[WHAT IS ASKED]:
Look for the word "label" in the entries below, then copy every line that has it.

**** RECORDS SUPPLIED ****

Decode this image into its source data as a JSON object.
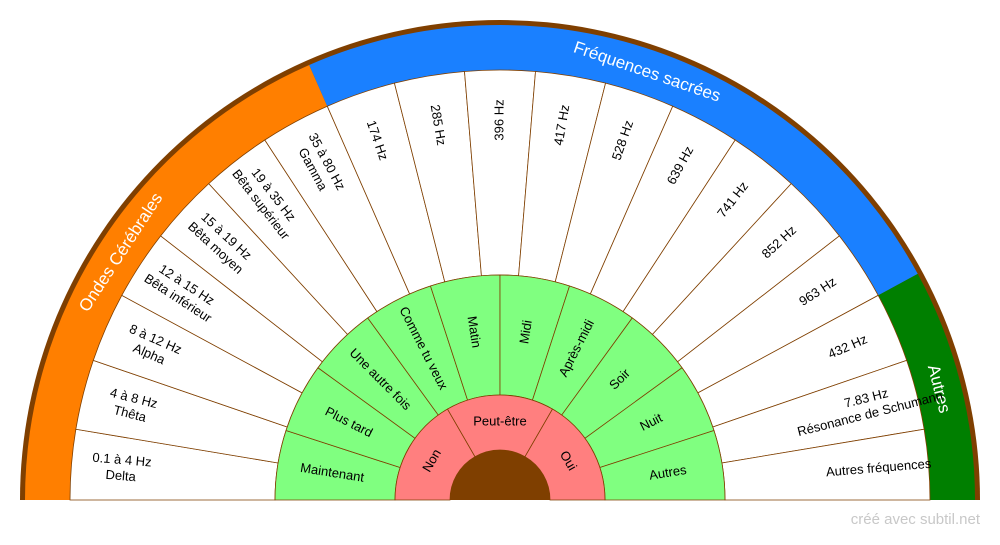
{
  "bands": [
    {
      "label": "Ondes Cérébrales",
      "sectors": [
        [
          "0.1 à 4 Hz",
          "Delta"
        ],
        [
          "4 à 8 Hz",
          "Thêta"
        ],
        [
          "8 à 12 Hz",
          "Alpha"
        ],
        [
          "12 à 15 Hz",
          "Bêta inférieur"
        ],
        [
          "15 à 19 Hz",
          "Bêta moyen"
        ],
        [
          "19 à 35 Hz",
          "Bêta supérieur"
        ],
        [
          "35 à 80 Hz",
          "Gamma"
        ]
      ]
    },
    {
      "label": "Fréquences sacrées",
      "sectors": [
        [
          "174 Hz"
        ],
        [
          "285 Hz"
        ],
        [
          "396 Hz"
        ],
        [
          "417 Hz"
        ],
        [
          "528 Hz"
        ],
        [
          "639 Hz"
        ],
        [
          "741 Hz"
        ],
        [
          "852 Hz"
        ],
        [
          "963 Hz"
        ]
      ]
    },
    {
      "label": "Autres",
      "sectors": [
        [
          "432 Hz"
        ],
        [
          "7.83 Hz",
          "Résonance de Schumann"
        ],
        [
          "Autres fréquences"
        ]
      ]
    }
  ],
  "middle": [
    "Maintenant",
    "Plus tard",
    "Une autre fois",
    "Comme tu veux",
    "Matin",
    "Midi",
    "Après-midi",
    "Soir",
    "Nuit",
    "Autres"
  ],
  "inner": [
    "Non",
    "Peut-être",
    "Oui"
  ],
  "footer": "créé avec subtil.net"
}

****

[SOLUTION]:
      "label": "Ondes Cérébrales",
      "label": "Fréquences sacrées",
      "label": "Autres",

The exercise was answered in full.